[Stored data entries]
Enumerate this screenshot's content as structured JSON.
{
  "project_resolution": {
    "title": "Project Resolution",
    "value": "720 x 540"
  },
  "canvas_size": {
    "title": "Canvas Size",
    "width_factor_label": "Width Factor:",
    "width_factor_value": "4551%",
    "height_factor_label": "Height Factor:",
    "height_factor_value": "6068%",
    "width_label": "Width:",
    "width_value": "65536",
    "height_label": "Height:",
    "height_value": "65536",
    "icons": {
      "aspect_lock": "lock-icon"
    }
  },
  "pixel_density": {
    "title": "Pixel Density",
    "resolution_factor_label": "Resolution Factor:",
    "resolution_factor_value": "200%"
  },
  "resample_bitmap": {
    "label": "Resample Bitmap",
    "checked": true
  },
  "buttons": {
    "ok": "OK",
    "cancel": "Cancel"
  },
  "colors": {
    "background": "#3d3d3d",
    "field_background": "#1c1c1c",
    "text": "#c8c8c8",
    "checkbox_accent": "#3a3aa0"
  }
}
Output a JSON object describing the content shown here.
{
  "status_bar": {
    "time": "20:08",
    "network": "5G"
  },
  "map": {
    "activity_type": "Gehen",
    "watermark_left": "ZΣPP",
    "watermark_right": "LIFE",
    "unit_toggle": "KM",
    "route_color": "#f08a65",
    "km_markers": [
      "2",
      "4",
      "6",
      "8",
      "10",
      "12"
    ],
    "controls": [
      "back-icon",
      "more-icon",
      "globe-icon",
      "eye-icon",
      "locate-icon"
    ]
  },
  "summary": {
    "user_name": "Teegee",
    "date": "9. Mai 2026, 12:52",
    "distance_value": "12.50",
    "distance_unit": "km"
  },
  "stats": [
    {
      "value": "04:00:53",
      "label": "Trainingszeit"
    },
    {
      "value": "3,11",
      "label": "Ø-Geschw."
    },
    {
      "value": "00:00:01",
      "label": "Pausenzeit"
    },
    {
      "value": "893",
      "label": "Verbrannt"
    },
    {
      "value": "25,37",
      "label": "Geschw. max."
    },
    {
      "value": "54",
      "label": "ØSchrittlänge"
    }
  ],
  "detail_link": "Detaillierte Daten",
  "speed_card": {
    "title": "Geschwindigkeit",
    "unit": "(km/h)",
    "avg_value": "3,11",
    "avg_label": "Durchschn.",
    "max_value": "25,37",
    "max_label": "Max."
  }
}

• GOAL OF THE EXERCISE: Go through the listing and copy all of it exactly.

• COMPLETED TASK:
Enumerate this screenshot's content as structured JSON.
{
  "project_resolution": {
    "title": "Project Resolution",
    "value": "720 x 540"
  },
  "canvas_size": {
    "title": "Canvas Size",
    "width_factor_label": "Width Factor:",
    "width_factor_value": "4551%",
    "height_factor_label": "Height Factor:",
    "height_factor_value": "6068%",
    "width_label": "Width:",
    "width_value": "65536",
    "height_label": "Height:",
    "height_value": "65536",
    "icons": {
      "aspect_lock": "lock-icon"
    }
  },
  "pixel_density": {
    "title": "Pixel Density",
    "resolution_factor_label": "Resolution Factor:",
    "resolution_factor_value": "200%"
  },
  "resample_bitmap": {
    "label": "Resample Bitmap",
    "checked": true
  },
  "buttons": {
    "ok": "OK",
    "cancel": "Cancel"
  },
  "colors": {
    "background": "#3d3d3d",
    "field_background": "#1c1c1c",
    "text": "#c8c8c8",
    "checkbox_accent": "#3a3aa0"
  }
}
Output a JSON object describing the content shown here.
{
  "status_bar": {
    "time": "20:08",
    "network": "5G"
  },
  "map": {
    "activity_type": "Gehen",
    "watermark_left": "ZΣPP",
    "watermark_right": "LIFE",
    "unit_toggle": "KM",
    "route_color": "#f08a65",
    "km_markers": [
      "2",
      "4",
      "6",
      "8",
      "10",
      "12"
    ],
    "controls": [
      "back-icon",
      "more-icon",
      "globe-icon",
      "eye-icon",
      "locate-icon"
    ]
  },
  "summary": {
    "user_name": "Teegee",
    "date": "9. Mai 2026, 12:52",
    "distance_value": "12.50",
    "distance_unit": "km"
  },
  "stats": [
    {
      "value": "04:00:53",
      "label": "Trainingszeit"
    },
    {
      "value": "3,11",
      "label": "Ø-Geschw."
    },
    {
      "value": "00:00:01",
      "label": "Pausenzeit"
    },
    {
      "value": "893",
      "label": "Verbrannt"
    },
    {
      "value": "25,37",
      "label": "Geschw. max."
    },
    {
      "value": "54",
      "label": "ØSchrittlänge"
    }
  ],
  "detail_link": "Detaillierte Daten",
  "speed_card": {
    "title": "Geschwindigkeit",
    "unit": "(km/h)",
    "avg_value": "3,11",
    "avg_label": "Durchschn.",
    "max_value": "25,37",
    "max_label": "Max."
  }
}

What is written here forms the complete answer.